▶ Set problem: Below is a listing. Gather each line of it that contains "this".

▶ Extracted data:
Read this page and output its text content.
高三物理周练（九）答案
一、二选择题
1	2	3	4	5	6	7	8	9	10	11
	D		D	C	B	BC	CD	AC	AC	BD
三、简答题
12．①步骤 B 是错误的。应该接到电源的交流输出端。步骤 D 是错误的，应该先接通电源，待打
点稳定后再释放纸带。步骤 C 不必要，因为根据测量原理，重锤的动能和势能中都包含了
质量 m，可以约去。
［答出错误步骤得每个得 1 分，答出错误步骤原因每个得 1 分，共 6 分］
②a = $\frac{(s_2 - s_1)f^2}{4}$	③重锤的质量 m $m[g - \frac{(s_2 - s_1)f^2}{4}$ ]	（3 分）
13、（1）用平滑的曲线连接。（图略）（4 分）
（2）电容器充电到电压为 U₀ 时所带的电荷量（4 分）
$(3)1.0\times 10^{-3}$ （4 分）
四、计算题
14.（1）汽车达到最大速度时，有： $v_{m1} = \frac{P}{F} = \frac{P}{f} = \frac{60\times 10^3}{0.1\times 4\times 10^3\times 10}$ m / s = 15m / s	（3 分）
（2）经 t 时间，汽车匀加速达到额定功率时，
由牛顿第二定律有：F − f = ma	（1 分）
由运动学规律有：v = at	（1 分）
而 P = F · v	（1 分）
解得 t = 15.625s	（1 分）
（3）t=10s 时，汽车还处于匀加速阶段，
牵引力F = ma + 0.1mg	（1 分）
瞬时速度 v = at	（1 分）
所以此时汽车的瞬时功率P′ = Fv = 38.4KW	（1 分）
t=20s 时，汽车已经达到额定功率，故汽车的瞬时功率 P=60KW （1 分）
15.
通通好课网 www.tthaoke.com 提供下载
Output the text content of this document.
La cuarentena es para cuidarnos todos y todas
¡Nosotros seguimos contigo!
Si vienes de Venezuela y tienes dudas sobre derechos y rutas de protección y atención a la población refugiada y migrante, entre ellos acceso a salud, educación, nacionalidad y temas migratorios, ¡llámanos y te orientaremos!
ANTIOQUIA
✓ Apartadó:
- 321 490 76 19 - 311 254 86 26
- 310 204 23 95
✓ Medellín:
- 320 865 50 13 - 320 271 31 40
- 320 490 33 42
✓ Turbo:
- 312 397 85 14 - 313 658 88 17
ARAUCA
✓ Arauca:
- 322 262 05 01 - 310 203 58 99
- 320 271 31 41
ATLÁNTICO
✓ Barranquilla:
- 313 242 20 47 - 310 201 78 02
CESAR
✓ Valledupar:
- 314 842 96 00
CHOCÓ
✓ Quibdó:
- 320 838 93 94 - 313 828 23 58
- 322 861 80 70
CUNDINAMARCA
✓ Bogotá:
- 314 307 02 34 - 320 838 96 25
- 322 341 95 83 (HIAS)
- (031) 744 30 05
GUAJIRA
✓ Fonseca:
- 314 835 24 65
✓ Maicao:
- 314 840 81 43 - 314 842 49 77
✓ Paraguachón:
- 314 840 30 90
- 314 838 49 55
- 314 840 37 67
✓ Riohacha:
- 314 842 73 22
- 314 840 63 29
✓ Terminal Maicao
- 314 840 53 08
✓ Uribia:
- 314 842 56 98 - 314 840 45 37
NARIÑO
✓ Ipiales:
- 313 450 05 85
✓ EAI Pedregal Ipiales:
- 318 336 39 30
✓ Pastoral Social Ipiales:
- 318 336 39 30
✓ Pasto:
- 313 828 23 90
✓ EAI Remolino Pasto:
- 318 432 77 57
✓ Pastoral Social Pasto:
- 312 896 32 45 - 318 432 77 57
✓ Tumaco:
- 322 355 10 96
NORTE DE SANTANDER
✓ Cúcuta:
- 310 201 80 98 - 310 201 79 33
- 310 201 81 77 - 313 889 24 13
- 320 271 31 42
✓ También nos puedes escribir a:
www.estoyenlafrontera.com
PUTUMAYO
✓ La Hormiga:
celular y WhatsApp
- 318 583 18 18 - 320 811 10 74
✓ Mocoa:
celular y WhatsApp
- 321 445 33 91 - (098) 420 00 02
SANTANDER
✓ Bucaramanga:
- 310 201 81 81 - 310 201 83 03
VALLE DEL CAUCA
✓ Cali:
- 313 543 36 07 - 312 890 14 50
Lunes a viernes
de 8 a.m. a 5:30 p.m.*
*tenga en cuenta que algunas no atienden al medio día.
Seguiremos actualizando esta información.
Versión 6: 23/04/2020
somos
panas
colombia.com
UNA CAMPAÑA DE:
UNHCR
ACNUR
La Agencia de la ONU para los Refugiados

▶ Solution below:
Read this page and output its text content.
Output the text content of this document.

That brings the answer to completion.